Stated goal >> What is the number of lines in the data that hold the string "相関係数"? Reply with that number only.

Material >>
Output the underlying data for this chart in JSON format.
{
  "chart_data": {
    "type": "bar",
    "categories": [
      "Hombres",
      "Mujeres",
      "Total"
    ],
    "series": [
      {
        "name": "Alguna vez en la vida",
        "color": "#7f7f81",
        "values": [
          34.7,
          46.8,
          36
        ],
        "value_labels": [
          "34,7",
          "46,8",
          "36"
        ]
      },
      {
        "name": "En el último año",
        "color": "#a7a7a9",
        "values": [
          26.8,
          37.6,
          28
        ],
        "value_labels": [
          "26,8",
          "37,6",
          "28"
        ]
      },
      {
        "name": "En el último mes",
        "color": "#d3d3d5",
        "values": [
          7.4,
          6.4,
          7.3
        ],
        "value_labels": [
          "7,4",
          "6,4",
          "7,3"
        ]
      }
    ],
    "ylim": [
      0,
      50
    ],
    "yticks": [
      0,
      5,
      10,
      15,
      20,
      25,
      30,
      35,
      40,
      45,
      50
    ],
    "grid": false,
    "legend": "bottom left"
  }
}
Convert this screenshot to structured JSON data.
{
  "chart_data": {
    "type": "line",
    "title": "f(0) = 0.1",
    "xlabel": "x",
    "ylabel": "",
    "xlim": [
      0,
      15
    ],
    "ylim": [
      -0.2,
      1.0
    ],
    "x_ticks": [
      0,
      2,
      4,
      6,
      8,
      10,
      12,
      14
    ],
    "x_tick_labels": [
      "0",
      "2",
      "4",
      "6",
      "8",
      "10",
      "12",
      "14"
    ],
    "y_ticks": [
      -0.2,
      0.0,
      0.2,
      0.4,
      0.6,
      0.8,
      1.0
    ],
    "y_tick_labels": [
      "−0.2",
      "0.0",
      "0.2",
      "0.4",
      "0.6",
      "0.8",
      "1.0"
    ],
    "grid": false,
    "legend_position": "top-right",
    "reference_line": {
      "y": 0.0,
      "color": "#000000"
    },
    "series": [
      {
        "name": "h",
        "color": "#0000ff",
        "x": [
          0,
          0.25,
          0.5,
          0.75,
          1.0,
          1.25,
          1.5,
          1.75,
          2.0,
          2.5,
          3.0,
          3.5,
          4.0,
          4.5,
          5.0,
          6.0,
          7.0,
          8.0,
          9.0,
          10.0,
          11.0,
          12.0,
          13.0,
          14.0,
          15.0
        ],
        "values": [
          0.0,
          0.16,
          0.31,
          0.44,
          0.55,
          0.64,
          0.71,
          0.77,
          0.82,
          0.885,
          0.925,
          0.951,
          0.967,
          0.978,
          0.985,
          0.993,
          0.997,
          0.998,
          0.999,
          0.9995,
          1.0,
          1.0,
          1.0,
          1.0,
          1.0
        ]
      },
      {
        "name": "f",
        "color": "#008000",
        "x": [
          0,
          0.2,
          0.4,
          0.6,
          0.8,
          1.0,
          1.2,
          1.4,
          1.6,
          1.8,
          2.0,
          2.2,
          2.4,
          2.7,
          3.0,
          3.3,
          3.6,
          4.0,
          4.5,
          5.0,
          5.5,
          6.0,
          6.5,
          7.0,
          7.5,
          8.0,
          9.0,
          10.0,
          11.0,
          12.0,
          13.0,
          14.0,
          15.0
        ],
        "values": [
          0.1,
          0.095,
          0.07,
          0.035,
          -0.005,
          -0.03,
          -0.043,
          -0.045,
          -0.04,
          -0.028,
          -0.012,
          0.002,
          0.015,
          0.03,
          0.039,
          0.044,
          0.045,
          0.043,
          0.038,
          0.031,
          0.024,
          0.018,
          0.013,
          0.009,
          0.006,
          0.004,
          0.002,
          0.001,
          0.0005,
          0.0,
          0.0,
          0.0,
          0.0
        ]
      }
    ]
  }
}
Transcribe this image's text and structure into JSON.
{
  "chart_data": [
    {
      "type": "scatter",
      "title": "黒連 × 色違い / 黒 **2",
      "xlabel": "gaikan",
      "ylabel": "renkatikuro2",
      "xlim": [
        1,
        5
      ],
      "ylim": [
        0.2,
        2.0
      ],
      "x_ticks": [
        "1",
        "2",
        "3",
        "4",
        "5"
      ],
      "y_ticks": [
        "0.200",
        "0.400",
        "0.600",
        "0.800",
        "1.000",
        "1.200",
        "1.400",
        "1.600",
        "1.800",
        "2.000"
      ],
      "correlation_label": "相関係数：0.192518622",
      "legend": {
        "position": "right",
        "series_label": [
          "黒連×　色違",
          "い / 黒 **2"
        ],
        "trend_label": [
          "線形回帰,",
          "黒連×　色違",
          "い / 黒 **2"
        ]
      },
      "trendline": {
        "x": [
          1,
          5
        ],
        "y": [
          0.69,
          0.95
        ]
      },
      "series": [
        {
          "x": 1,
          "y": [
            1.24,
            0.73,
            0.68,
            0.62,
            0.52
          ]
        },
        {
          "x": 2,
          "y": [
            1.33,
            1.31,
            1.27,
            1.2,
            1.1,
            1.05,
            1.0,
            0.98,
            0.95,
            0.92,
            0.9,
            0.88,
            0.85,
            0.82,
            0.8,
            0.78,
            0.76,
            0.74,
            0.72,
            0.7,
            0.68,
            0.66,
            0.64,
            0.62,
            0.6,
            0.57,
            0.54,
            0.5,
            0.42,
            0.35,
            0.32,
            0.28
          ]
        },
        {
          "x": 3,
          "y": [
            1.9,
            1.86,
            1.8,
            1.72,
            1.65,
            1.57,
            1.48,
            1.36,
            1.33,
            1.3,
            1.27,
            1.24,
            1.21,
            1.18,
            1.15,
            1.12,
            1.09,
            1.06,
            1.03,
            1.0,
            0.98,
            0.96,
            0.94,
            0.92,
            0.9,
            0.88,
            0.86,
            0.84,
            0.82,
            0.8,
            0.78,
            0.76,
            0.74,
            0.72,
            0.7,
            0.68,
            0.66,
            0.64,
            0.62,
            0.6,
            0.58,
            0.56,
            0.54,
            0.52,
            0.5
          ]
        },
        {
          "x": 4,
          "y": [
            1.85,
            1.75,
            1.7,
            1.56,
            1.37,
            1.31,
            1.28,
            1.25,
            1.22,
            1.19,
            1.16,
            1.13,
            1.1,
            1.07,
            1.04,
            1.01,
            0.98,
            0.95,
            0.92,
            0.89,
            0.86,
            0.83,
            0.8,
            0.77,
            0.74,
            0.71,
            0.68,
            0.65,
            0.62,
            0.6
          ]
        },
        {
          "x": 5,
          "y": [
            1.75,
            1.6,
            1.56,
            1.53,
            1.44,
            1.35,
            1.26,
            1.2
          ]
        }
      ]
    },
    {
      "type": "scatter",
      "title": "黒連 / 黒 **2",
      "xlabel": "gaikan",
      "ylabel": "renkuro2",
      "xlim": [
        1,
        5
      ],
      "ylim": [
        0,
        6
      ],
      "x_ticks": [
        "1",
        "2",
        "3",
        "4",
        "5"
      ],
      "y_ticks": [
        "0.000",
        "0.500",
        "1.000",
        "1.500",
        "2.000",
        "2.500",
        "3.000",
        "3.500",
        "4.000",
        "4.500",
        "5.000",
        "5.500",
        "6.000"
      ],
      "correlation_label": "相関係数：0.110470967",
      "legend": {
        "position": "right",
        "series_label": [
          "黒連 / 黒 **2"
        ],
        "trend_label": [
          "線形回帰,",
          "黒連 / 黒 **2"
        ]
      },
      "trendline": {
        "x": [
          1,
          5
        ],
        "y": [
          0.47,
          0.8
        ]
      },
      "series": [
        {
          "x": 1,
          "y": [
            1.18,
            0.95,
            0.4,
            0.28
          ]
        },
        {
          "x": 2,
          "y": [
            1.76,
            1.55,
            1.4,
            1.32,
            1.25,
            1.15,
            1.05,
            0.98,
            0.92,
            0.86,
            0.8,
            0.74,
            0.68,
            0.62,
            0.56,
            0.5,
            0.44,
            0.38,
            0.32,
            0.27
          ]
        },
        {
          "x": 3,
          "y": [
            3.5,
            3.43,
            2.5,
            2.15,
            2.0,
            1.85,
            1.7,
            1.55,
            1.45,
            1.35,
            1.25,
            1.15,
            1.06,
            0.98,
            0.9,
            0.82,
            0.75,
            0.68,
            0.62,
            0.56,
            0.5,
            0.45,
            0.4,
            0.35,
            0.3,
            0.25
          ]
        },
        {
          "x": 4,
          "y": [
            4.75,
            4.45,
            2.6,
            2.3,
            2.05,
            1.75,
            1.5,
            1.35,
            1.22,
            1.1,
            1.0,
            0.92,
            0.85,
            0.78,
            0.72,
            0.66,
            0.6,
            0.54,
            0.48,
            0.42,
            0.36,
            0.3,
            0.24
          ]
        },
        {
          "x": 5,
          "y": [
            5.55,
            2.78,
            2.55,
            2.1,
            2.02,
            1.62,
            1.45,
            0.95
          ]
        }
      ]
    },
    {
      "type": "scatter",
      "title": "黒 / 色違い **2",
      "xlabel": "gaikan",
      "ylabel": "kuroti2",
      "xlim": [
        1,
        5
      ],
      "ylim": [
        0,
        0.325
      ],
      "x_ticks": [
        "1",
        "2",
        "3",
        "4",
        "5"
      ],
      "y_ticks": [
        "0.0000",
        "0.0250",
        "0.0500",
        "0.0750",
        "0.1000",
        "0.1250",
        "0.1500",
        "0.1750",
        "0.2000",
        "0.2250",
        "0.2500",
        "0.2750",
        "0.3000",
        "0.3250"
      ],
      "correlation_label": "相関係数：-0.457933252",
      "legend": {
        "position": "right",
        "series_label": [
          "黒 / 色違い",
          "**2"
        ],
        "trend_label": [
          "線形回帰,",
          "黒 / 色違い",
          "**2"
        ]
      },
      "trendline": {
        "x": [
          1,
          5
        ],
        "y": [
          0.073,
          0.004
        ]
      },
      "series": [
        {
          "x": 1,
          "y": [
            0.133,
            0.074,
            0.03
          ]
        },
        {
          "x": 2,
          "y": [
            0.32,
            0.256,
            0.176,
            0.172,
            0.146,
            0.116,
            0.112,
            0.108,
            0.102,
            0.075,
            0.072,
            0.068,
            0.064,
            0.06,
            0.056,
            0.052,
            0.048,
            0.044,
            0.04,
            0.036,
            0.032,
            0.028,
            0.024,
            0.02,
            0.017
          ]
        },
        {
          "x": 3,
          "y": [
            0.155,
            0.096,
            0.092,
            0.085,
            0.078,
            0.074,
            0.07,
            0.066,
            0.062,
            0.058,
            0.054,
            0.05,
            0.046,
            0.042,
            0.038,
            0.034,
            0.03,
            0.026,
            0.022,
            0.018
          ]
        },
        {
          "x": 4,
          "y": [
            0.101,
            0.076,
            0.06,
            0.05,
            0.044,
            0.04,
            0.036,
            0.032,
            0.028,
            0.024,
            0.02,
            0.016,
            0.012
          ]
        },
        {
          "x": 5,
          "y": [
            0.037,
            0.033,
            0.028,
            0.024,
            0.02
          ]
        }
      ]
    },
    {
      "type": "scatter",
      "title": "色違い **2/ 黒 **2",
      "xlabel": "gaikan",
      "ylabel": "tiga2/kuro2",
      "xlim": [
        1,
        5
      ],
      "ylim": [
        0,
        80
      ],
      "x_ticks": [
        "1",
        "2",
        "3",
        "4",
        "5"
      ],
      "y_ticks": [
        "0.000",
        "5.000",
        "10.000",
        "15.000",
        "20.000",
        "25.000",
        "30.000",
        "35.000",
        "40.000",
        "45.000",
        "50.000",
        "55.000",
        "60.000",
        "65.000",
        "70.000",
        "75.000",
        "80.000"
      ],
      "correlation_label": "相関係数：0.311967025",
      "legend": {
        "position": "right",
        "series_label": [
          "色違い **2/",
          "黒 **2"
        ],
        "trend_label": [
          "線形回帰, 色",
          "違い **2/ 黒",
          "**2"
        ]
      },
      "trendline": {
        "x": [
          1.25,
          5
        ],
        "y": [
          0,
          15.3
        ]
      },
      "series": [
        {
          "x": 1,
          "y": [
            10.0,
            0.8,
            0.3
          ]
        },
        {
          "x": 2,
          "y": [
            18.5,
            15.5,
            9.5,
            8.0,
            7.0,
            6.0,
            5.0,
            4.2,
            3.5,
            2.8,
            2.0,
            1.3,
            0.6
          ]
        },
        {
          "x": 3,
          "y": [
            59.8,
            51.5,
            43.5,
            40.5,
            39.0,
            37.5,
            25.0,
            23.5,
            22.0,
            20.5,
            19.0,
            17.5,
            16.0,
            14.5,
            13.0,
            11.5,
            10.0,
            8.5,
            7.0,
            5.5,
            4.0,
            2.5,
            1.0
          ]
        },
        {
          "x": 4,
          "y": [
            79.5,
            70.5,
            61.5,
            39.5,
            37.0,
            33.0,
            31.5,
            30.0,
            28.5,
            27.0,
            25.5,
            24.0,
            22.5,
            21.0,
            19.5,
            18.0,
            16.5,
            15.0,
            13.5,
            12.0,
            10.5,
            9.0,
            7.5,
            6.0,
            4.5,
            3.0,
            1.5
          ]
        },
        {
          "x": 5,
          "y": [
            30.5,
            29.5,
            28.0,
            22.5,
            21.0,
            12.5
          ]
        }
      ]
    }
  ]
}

The reply >> 4